(What you need to do): Repeat what the lines below say, word for word, and skip every image.
....................
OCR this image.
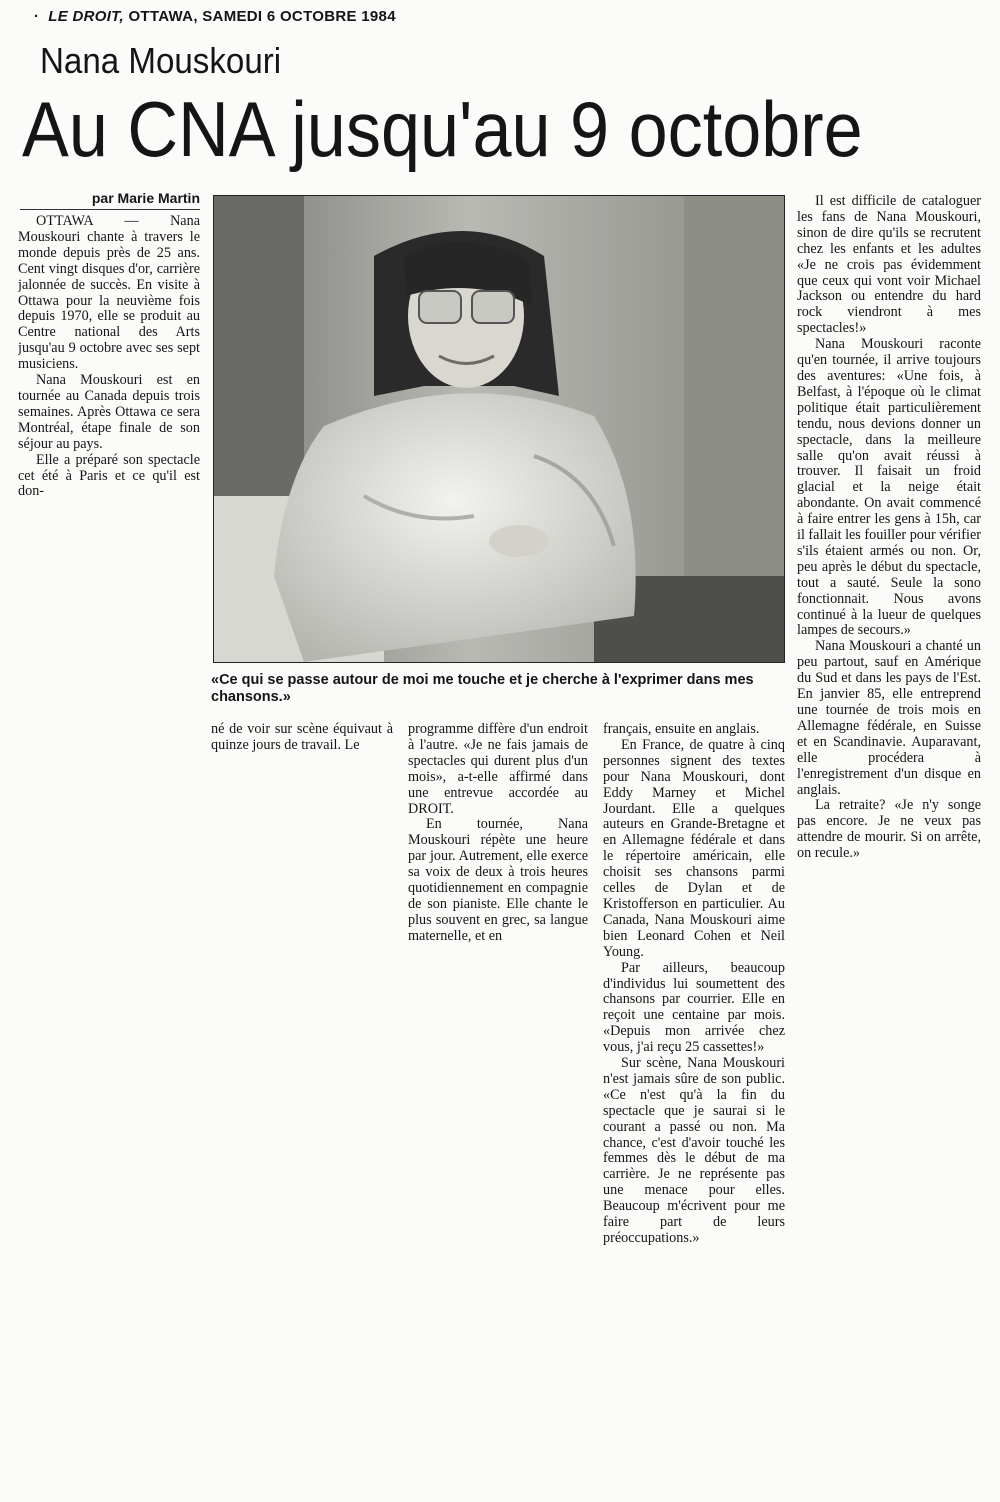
·  LE DROIT, OTTAWA, SAMEDI 6 OCTOBRE 1984
Nana Mouskouri
Au CNA jusqu'au 9 octobre
par Marie Martin

OTTAWA — Nana Mouskouri chante à travers le monde depuis près de 25 ans. Cent vingt disques d'or, carrière jalonnée de succès. En visite à Ottawa pour la neuvième fois depuis 1970, elle se produit au Centre national des Arts jusqu'au 9 octobre avec ses sept musiciens.

Nana Mouskouri est en tournée au Canada depuis trois semaines. Après Ottawa ce sera Montréal, étape finale de son séjour au pays.

Elle a préparé son spectacle cet été à Paris et ce qu'il est don-

«Ce qui se passe autour de moi me touche et je cherche à l'exprimer dans mes chansons.»

né de voir sur scène équivaut à quinze jours de travail. Le

programme diffère d'un endroit à l'autre. «Je ne fais jamais de spectacles qui durent plus d'un mois», a-t-elle affirmé dans une entrevue accordée au DROIT.

En tournée, Nana Mouskouri répète une heure par jour. Autrement, elle exerce sa voix de deux à trois heures quotidiennement en compagnie de son pianiste. Elle chante le plus souvent en grec, sa langue maternelle, et en

français, ensuite en anglais.

En France, de quatre à cinq personnes signent des textes pour Nana Mouskouri, dont Eddy Marney et Michel Jourdant. Elle a quelques auteurs en Grande-Bretagne et en Allemagne fédérale et dans le répertoire américain, elle choisit ses chansons parmi celles de Dylan et de Kristofferson en particulier. Au Canada, Nana Mouskouri aime bien Leonard Cohen et Neil Young.

Par ailleurs, beaucoup d'individus lui soumettent des chansons par courrier. Elle en reçoit une centaine par mois. «Depuis mon arrivée chez vous, j'ai reçu 25 cassettes!»

Sur scène, Nana Mouskouri n'est jamais sûre de son public. «Ce n'est qu'à la fin du spectacle que je saurai si le courant a passé ou non. Ma chance, c'est d'avoir touché les femmes dès le début de ma carrière. Je ne représente pas une menace pour elles. Beaucoup m'écrivent pour me faire part de leurs préoccupations.»

Il est difficile de cataloguer les fans de Nana Mouskouri, sinon de dire qu'ils se recrutent chez les enfants et les adultes «Je ne crois pas évidemment que ceux qui vont voir Michael Jackson ou entendre du hard rock viendront à mes spectacles!»

Nana Mouskouri raconte qu'en tournée, il arrive toujours des aventures: «Une fois, à Belfast, à l'époque où le climat politique était particulièrement tendu, nous devions donner un spectacle, dans la meilleure salle qu'on avait réussi à trouver. Il faisait un froid glacial et la neige était abondante. On avait commencé à faire entrer les gens à 15h, car il fallait les fouiller pour vérifier s'ils étaient armés ou non. Or, peu après le début du spectacle, tout a sauté. Seule la sono fonctionnait. Nous avons continué à la lueur de quelques lampes de secours.»

Nana Mouskouri a chanté un peu partout, sauf en Amérique du Sud et dans les pays de l'Est. En janvier 85, elle entreprend une tournée de trois mois en Allemagne fédérale, en Suisse et en Scandinavie. Auparavant, elle procédera à l'enregistrement d'un disque en anglais.

La retraite? «Je n'y songe pas encore. Je ne veux pas attendre de mourir. Si on arrête, on recule.»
....................
(Solution):
OCR this image.
·  LE DROIT, OTTAWA, SAMEDI 6 OCTOBRE 1984
Nana Mouskouri
Au CNA jusqu'au 9 octobre
par Marie Martin

OTTAWA — Nana Mouskouri chante à travers le monde depuis près de 25 ans. Cent vingt disques d'or, carrière jalonnée de succès. En visite à Ottawa pour la neuvième fois depuis 1970, elle se produit au Centre national des Arts jusqu'au 9 octobre avec ses sept musiciens.

Nana Mouskouri est en tournée au Canada depuis trois semaines. Après Ottawa ce sera Montréal, étape finale de son séjour au pays.

Elle a préparé son spectacle cet été à Paris et ce qu'il est don-

«Ce qui se passe autour de moi me touche et je cherche à l'exprimer dans mes chansons.»

né de voir sur scène équivaut à quinze jours de travail. Le

programme diffère d'un endroit à l'autre. «Je ne fais jamais de spectacles qui durent plus d'un mois», a-t-elle affirmé dans une entrevue accordée au DROIT.

En tournée, Nana Mouskouri répète une heure par jour. Autrement, elle exerce sa voix de deux à trois heures quotidiennement en compagnie de son pianiste. Elle chante le plus souvent en grec, sa langue maternelle, et en

français, ensuite en anglais.

En France, de quatre à cinq personnes signent des textes pour Nana Mouskouri, dont Eddy Marney et Michel Jourdant. Elle a quelques auteurs en Grande-Bretagne et en Allemagne fédérale et dans le répertoire américain, elle choisit ses chansons parmi celles de Dylan et de Kristofferson en particulier. Au Canada, Nana Mouskouri aime bien Leonard Cohen et Neil Young.

Par ailleurs, beaucoup d'individus lui soumettent des chansons par courrier. Elle en reçoit une centaine par mois. «Depuis mon arrivée chez vous, j'ai reçu 25 cassettes!»

Sur scène, Nana Mouskouri n'est jamais sûre de son public. «Ce n'est qu'à la fin du spectacle que je saurai si le courant a passé ou non. Ma chance, c'est d'avoir touché les femmes dès le début de ma carrière. Je ne représente pas une menace pour elles. Beaucoup m'écrivent pour me faire part de leurs préoccupations.»

Il est difficile de cataloguer les fans de Nana Mouskouri, sinon de dire qu'ils se recrutent chez les enfants et les adultes «Je ne crois pas évidemment que ceux qui vont voir Michael Jackson ou entendre du hard rock viendront à mes spectacles!»

Nana Mouskouri raconte qu'en tournée, il arrive toujours des aventures: «Une fois, à Belfast, à l'époque où le climat politique était particulièrement tendu, nous devions donner un spectacle, dans la meilleure salle qu'on avait réussi à trouver. Il faisait un froid glacial et la neige était abondante. On avait commencé à faire entrer les gens à 15h, car il fallait les fouiller pour vérifier s'ils étaient armés ou non. Or, peu après le début du spectacle, tout a sauté. Seule la sono fonctionnait. Nous avons continué à la lueur de quelques lampes de secours.»

Nana Mouskouri a chanté un peu partout, sauf en Amérique du Sud et dans les pays de l'Est. En janvier 85, elle entreprend une tournée de trois mois en Allemagne fédérale, en Suisse et en Scandinavie. Auparavant, elle procédera à l'enregistrement d'un disque en anglais.

La retraite? «Je n'y songe pas encore. Je ne veux pas attendre de mourir. Si on arrête, on recule.»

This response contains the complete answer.